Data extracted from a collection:
>>>>
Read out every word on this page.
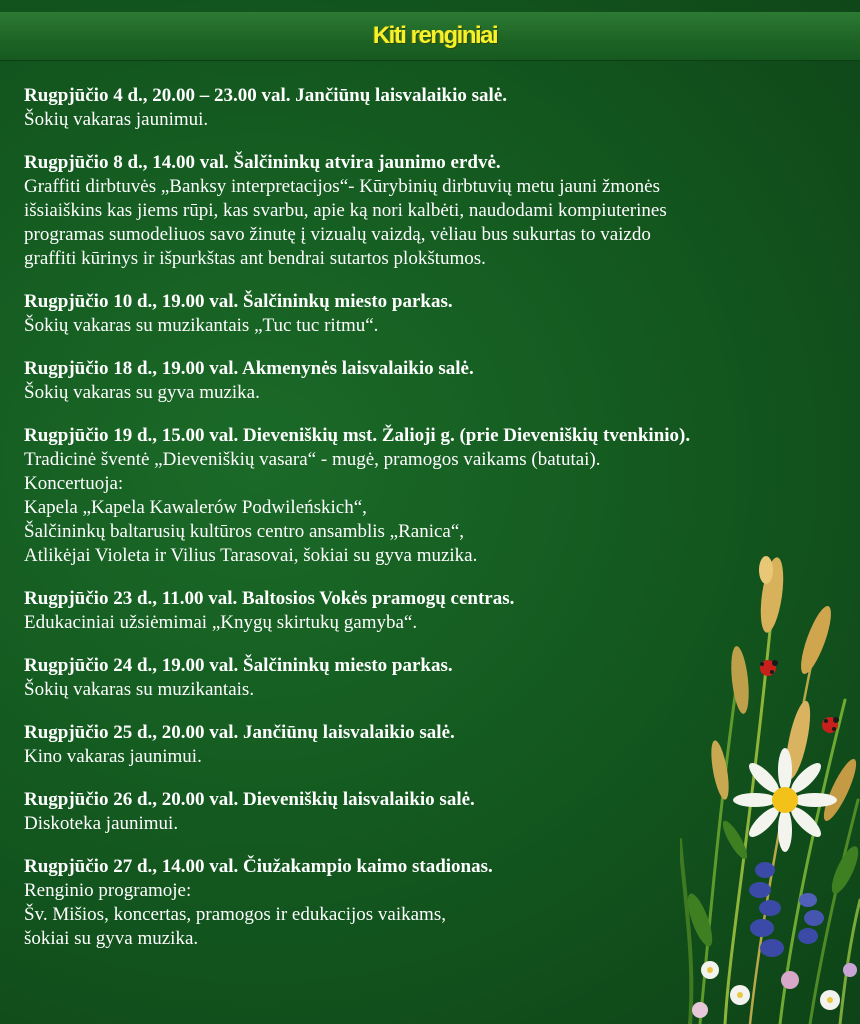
Kiti renginiai
Rugpjūčio 4 d., 20.00 – 23.00 val. Jančiūnų laisvalaikio salė.
Šokių vakaras jaunimui.
Rugpjūčio 8 d., 14.00 val. Šalčininkų atvira jaunimo erdvė.
Graffiti dirbtuvės „Banksy interpretacijos“- Kūrybinių dirbtuvių metu jauni žmonės
išsiaiškins kas jiems rūpi, kas svarbu, apie ką nori kalbėti, naudodami kompiuterines
programas sumodeliuos savo žinutę į vizualų vaizdą, vėliau bus sukurtas to vaizdo
graffiti kūrinys ir išpurkštas ant bendrai sutartos plokštumos.
Rugpjūčio 10 d., 19.00 val. Šalčininkų miesto parkas.
Šokių vakaras su muzikantais „Tuc tuc ritmu“.
Rugpjūčio 18 d., 19.00 val. Akmenynės laisvalaikio salė.
Šokių vakaras su gyva muzika.
Rugpjūčio 19 d., 15.00 val. Dieveniškių mst. Žalioji g. (prie Dieveniškių tvenkinio).
Tradicinė šventė „Dieveniškių vasara“ - mugė, pramogos vaikams (batutai).
Koncertuoja:
Kapela „Kapela Kawalerów Podwileńskich“,
Šalčininkų baltarusių kultūros centro ansamblis „Ranica“,
Atlikėjai Violeta ir Vilius Tarasovai, šokiai su gyva muzika.
Rugpjūčio 23 d., 11.00 val. Baltosios Vokės pramogų centras.
Edukaciniai užsiėmimai „Knygų skirtukų gamyba“.
Rugpjūčio 24 d., 19.00 val. Šalčininkų miesto parkas.
Šokių vakaras su muzikantais.
Rugpjūčio 25 d., 20.00 val. Jančiūnų laisvalaikio salė.
Kino vakaras jaunimui.
Rugpjūčio 26 d., 20.00 val. Dieveniškių laisvalaikio salė.
Diskoteka jaunimui.
Rugpjūčio 27 d., 14.00 val. Čiužakampio kaimo stadionas.
Renginio programoje:
Šv. Mišios, koncertas, pramogos ir edukacijos vaikams,
šokiai su gyva muzika.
<<<<
Each entry should be repeated exactly as it appears; the pictures stay out.

Read out every word on this page.
Kiti renginiai
Rugpjūčio 4 d., 20.00 – 23.00 val. Jančiūnų laisvalaikio salė.
Šokių vakaras jaunimui.
Rugpjūčio 8 d., 14.00 val. Šalčininkų atvira jaunimo erdvė.
Graffiti dirbtuvės „Banksy interpretacijos“- Kūrybinių dirbtuvių metu jauni žmonės
išsiaiškins kas jiems rūpi, kas svarbu, apie ką nori kalbėti, naudodami kompiuterines
programas sumodeliuos savo žinutę į vizualų vaizdą, vėliau bus sukurtas to vaizdo
graffiti kūrinys ir išpurkštas ant bendrai sutartos plokštumos.
Rugpjūčio 10 d., 19.00 val. Šalčininkų miesto parkas.
Šokių vakaras su muzikantais „Tuc tuc ritmu“.
Rugpjūčio 18 d., 19.00 val. Akmenynės laisvalaikio salė.
Šokių vakaras su gyva muzika.
Rugpjūčio 19 d., 15.00 val. Dieveniškių mst. Žalioji g. (prie Dieveniškių tvenkinio).
Tradicinė šventė „Dieveniškių vasara“ - mugė, pramogos vaikams (batutai).
Koncertuoja:
Kapela „Kapela Kawalerów Podwileńskich“,
Šalčininkų baltarusių kultūros centro ansamblis „Ranica“,
Atlikėjai Violeta ir Vilius Tarasovai, šokiai su gyva muzika.
Rugpjūčio 23 d., 11.00 val. Baltosios Vokės pramogų centras.
Edukaciniai užsiėmimai „Knygų skirtukų gamyba“.
Rugpjūčio 24 d., 19.00 val. Šalčininkų miesto parkas.
Šokių vakaras su muzikantais.
Rugpjūčio 25 d., 20.00 val. Jančiūnų laisvalaikio salė.
Kino vakaras jaunimui.
Rugpjūčio 26 d., 20.00 val. Dieveniškių laisvalaikio salė.
Diskoteka jaunimui.
Rugpjūčio 27 d., 14.00 val. Čiužakampio kaimo stadionas.
Renginio programoje:
Šv. Mišios, koncertas, pramogos ir edukacijos vaikams,
šokiai su gyva muzika.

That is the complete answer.